RECORDS SUPPLIED:
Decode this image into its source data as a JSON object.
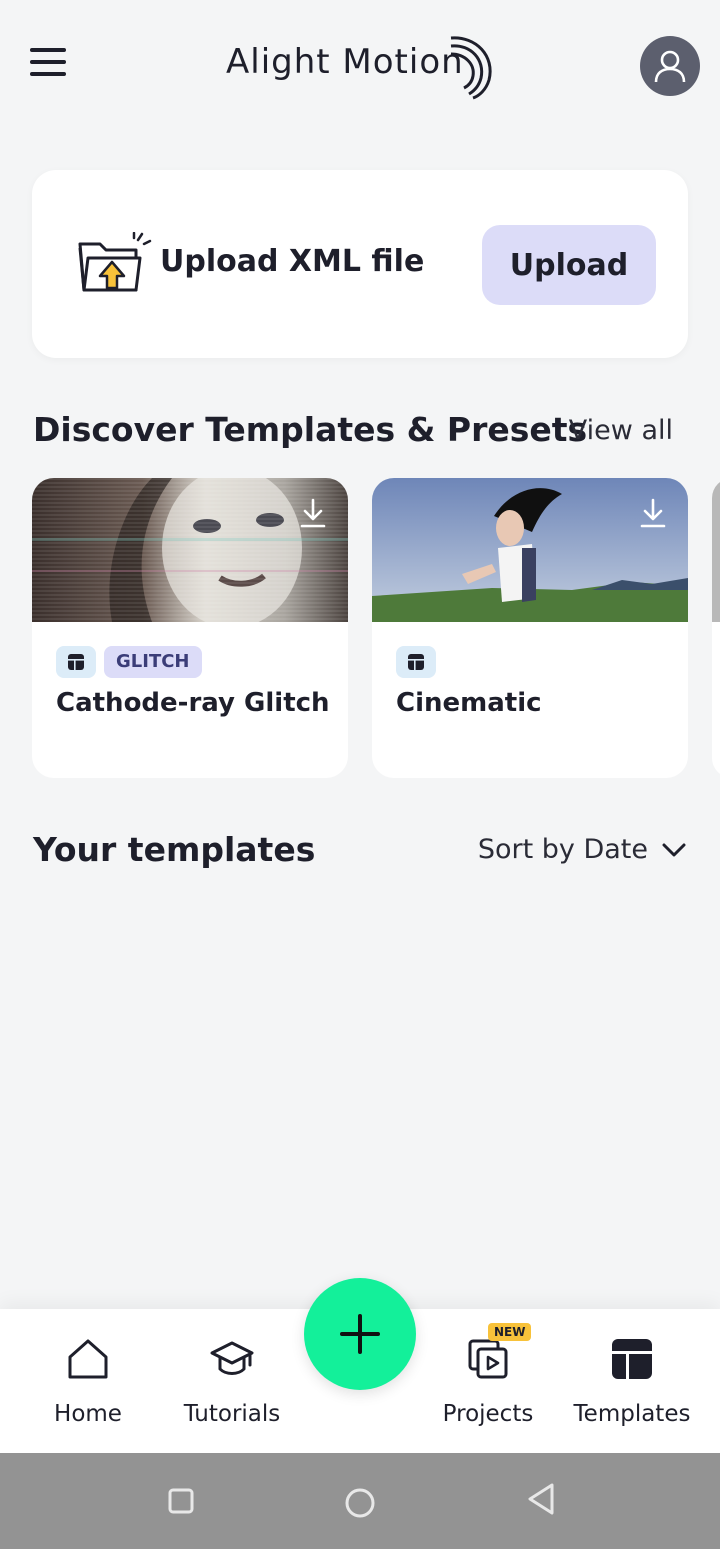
{
  "header": {
    "logo_text": "Alight Motion",
    "menu_icon": "hamburger-menu-icon",
    "avatar_icon": "user-icon"
  },
  "upload": {
    "title": "Upload XML file",
    "button_label": "Upload",
    "icon": "folder-upload-icon"
  },
  "discover": {
    "title": "Discover Templates & Presets",
    "view_all": "View all",
    "cards": [
      {
        "name": "Cathode-ray Glitch",
        "tag": "GLITCH",
        "type_icon": "template-icon",
        "download_icon": "download-icon"
      },
      {
        "name": "Cinematic",
        "tag": "",
        "type_icon": "template-icon",
        "download_icon": "download-icon"
      }
    ]
  },
  "your_templates": {
    "title": "Your templates",
    "sort_label": "Sort by Date",
    "sort_icon": "chevron-down-icon"
  },
  "bottom_nav": {
    "items": [
      {
        "label": "Home",
        "icon": "home-icon"
      },
      {
        "label": "Tutorials",
        "icon": "graduation-cap-icon"
      },
      {
        "label": "Projects",
        "icon": "projects-icon",
        "badge": "NEW"
      },
      {
        "label": "Templates",
        "icon": "templates-icon"
      }
    ],
    "fab_icon": "plus-icon"
  },
  "colors": {
    "background": "#f4f5f6",
    "accent_green": "#13f09a",
    "upload_button": "#dcdcf8",
    "badge_yellow": "#f8c23a"
  }
}
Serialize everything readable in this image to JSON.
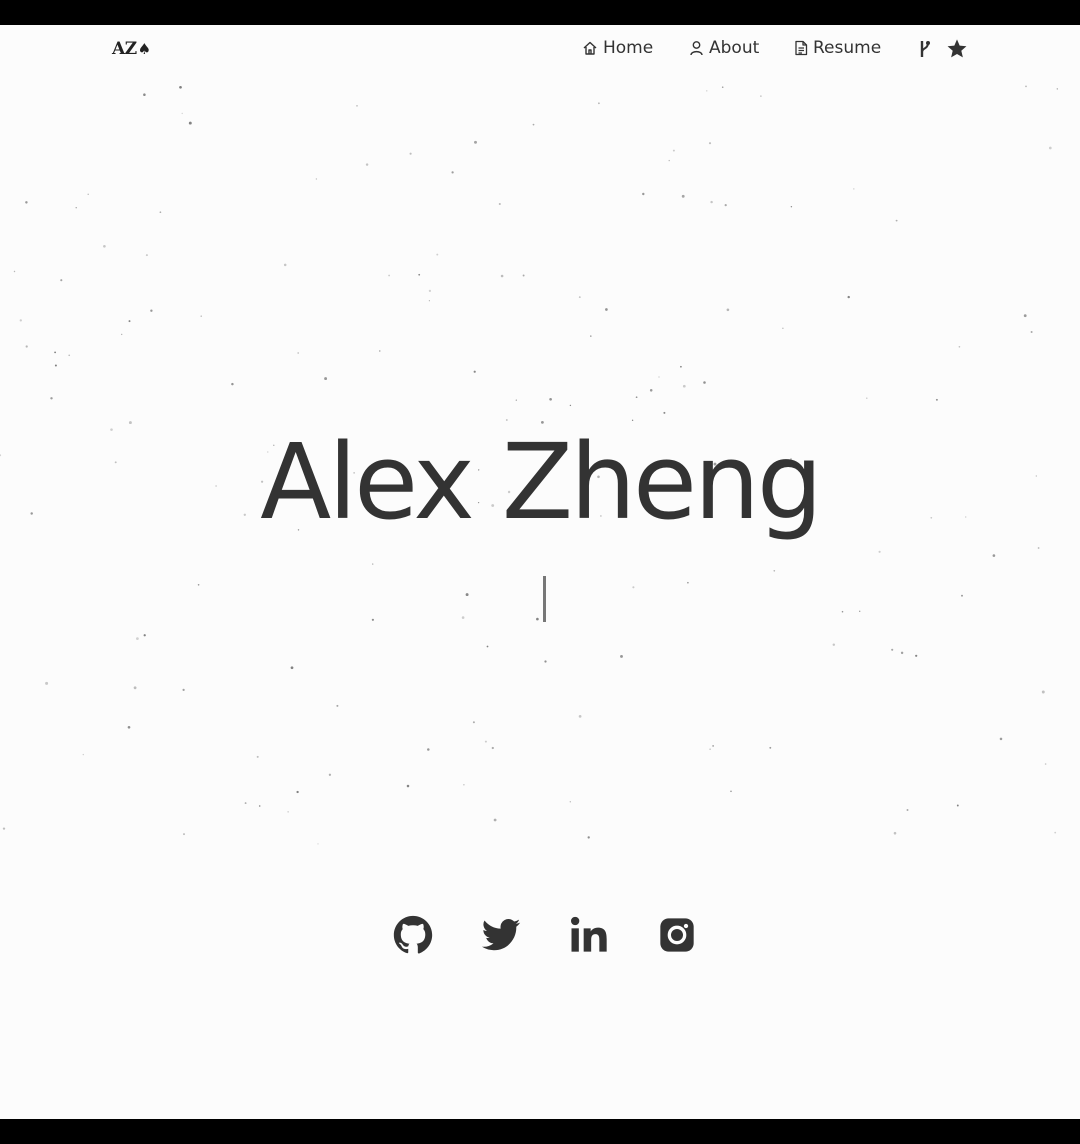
{
  "navbar": {
    "logo_text": "AZ",
    "links": [
      {
        "label": "Home",
        "icon": "home-icon"
      },
      {
        "label": "About",
        "icon": "user-icon"
      },
      {
        "label": "Resume",
        "icon": "document-icon"
      }
    ],
    "extra_icons": [
      "git-fork-icon",
      "star-icon"
    ]
  },
  "hero": {
    "name": "Alex Zheng",
    "typewriter_text": ""
  },
  "social": [
    {
      "name": "github",
      "icon": "github-icon"
    },
    {
      "name": "twitter",
      "icon": "twitter-icon"
    },
    {
      "name": "linkedin",
      "icon": "linkedin-icon"
    },
    {
      "name": "instagram",
      "icon": "instagram-icon"
    }
  ],
  "colors": {
    "background": "#fcfcfc",
    "text": "#333333",
    "frame": "#000000"
  }
}
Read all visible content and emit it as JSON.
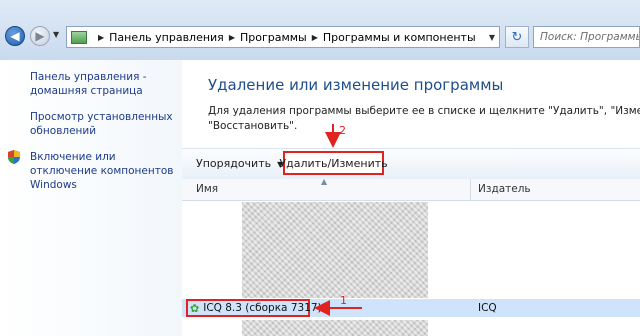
{
  "address_bar": {
    "back_label": "◀",
    "forward_label": "▶",
    "crumbs": [
      "Панель управления",
      "Программы",
      "Программы и компоненты"
    ],
    "search_placeholder": "Поиск: Программы и ..."
  },
  "sidebar": {
    "items": [
      {
        "label": "Панель управления - домашняя страница"
      },
      {
        "label": "Просмотр установленных обновлений"
      },
      {
        "label": "Включение или отключение компонентов Windows"
      }
    ]
  },
  "main": {
    "title": "Удаление или изменение программы",
    "description_line1": "Для удаления программы выберите ее в списке и щелкните \"Удалить\", \"Изменить\" или",
    "description_line2": "\"Восстановить\"."
  },
  "toolbar": {
    "organize_label": "Упорядочить",
    "uninstall_label": "Удалить/Изменить"
  },
  "table": {
    "columns": [
      "Имя",
      "Издатель"
    ],
    "rows": [
      {
        "name": "ICQ 8.3 (сборка 7317)",
        "publisher": "ICQ"
      }
    ]
  },
  "annotations": {
    "step1": "1",
    "step2": "2",
    "color": "#e0231f"
  }
}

WHAT YOU HAVE TO DO: Scan the listing above and identify each line holding the string "this"; copy every such line.

EXPECTED ANSWER:
Decode this image into its source data as a JSON object.
Serialize everything readable in this image to JSON.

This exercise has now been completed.